• JOB:
Look through the lines below and extract any with the word "that".

• STORED ROWS:
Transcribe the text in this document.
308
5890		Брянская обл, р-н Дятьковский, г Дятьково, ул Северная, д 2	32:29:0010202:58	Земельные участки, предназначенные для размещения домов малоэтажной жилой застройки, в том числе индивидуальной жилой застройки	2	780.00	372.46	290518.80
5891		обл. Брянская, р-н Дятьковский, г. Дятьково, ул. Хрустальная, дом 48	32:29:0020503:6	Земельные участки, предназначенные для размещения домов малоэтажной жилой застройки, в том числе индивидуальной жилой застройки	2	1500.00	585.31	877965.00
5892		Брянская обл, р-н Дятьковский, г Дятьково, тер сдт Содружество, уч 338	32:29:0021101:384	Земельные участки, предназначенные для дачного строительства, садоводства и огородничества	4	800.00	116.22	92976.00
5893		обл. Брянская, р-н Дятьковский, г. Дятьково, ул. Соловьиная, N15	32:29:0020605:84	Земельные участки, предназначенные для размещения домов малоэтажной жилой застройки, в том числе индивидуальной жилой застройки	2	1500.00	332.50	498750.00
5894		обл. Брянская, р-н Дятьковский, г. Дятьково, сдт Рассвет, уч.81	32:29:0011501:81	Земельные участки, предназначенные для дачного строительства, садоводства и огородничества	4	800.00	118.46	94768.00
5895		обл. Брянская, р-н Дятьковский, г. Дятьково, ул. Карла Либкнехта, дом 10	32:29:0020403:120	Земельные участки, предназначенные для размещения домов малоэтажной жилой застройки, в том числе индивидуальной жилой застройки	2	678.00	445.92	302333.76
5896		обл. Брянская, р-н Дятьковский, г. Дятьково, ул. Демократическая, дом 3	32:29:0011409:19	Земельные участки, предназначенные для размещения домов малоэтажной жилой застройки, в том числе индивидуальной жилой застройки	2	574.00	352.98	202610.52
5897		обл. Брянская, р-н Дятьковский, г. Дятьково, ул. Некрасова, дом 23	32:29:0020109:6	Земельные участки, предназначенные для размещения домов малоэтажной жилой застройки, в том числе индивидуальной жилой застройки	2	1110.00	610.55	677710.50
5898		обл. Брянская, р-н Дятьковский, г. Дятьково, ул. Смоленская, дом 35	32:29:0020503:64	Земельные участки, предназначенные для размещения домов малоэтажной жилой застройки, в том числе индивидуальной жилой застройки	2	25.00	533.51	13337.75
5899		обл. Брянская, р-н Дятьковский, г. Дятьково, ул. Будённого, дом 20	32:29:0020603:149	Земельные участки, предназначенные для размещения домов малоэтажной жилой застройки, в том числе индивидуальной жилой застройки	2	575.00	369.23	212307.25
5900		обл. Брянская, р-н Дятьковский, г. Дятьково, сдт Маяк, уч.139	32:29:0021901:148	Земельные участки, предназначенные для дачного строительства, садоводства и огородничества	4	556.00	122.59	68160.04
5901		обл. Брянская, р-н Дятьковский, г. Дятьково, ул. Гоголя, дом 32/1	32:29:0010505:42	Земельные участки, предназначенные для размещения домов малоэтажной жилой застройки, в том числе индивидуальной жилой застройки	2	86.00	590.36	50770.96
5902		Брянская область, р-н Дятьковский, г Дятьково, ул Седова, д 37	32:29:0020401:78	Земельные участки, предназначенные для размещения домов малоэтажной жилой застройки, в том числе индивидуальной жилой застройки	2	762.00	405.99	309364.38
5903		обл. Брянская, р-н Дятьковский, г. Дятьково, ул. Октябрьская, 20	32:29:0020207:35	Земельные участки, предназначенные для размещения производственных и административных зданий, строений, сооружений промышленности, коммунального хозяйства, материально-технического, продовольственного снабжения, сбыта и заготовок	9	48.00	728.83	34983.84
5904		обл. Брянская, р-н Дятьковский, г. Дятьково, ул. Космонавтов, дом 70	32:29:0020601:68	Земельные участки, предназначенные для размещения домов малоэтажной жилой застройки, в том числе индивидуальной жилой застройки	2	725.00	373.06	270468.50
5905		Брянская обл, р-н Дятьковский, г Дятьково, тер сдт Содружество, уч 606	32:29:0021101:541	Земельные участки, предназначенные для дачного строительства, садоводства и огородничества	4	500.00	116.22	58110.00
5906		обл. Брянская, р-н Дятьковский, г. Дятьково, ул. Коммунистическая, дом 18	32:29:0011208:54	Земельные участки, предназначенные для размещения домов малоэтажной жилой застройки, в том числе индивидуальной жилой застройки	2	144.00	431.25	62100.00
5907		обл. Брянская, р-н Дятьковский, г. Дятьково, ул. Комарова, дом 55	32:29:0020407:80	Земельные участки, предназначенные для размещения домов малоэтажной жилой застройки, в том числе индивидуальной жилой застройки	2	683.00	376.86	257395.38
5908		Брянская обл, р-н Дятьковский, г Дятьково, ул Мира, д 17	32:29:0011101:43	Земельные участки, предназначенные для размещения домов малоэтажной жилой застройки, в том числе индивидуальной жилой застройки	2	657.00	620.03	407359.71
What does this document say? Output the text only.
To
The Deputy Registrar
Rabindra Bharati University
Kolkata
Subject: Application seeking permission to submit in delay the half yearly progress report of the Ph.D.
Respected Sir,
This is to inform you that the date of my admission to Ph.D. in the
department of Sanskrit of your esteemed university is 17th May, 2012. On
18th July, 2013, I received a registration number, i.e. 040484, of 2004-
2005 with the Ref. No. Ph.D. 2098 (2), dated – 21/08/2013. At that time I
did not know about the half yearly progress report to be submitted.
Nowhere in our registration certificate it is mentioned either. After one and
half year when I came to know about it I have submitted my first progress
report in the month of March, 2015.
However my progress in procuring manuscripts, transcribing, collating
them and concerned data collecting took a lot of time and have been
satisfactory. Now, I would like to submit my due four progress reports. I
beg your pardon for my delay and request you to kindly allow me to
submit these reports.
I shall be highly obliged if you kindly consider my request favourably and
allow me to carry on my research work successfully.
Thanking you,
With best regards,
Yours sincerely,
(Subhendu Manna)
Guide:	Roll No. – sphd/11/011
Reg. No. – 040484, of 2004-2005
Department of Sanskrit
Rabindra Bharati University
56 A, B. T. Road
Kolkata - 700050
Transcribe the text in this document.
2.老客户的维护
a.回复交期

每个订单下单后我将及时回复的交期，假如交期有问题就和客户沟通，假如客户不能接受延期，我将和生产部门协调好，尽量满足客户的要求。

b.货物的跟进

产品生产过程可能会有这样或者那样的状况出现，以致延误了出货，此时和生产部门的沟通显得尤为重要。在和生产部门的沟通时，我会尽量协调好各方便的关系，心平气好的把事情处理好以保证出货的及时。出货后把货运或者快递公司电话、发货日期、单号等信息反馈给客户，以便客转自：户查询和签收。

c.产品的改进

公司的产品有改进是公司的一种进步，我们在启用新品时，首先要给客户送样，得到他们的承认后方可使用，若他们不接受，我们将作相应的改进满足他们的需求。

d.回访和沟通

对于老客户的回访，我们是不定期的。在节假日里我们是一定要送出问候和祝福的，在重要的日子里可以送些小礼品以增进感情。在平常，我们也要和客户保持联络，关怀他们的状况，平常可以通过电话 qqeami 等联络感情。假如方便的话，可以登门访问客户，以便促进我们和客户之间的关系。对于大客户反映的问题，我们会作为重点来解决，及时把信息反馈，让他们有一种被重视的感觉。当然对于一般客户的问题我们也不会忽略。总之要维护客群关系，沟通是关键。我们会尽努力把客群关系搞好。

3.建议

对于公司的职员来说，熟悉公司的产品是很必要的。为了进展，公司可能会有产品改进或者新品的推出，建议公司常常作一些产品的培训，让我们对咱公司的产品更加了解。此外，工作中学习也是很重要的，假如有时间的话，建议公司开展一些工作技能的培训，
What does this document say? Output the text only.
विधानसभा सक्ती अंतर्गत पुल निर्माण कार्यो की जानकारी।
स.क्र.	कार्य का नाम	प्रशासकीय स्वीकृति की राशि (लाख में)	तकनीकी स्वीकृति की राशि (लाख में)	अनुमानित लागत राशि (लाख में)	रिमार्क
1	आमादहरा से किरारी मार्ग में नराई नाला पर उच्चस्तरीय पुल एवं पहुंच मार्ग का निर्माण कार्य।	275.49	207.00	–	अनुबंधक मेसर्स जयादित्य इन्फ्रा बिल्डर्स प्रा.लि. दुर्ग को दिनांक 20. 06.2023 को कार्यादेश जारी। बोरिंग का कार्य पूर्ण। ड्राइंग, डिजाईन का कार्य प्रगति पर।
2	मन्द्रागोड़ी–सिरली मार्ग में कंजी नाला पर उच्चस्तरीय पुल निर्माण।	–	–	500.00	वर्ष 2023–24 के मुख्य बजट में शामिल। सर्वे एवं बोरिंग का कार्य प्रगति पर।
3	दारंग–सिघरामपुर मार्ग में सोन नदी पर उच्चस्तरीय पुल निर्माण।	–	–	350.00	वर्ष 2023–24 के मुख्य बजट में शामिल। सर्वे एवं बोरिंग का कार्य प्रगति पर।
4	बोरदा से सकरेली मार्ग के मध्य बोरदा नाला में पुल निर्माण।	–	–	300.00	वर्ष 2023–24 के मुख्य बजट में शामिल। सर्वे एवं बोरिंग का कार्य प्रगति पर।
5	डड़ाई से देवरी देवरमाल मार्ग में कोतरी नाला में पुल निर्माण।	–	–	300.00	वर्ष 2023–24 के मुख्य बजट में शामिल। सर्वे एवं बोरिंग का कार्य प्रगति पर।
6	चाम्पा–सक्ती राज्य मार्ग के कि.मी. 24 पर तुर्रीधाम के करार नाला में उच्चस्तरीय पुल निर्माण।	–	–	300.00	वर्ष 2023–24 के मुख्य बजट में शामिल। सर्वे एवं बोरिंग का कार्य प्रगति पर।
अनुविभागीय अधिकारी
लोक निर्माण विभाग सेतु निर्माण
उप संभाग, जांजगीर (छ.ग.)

• REPLY:
This is to inform you that the date of my admission to Ph.D. in the
2005 with the Ref. No. Ph.D. 2098 (2), dated – 21/08/2013. At that time I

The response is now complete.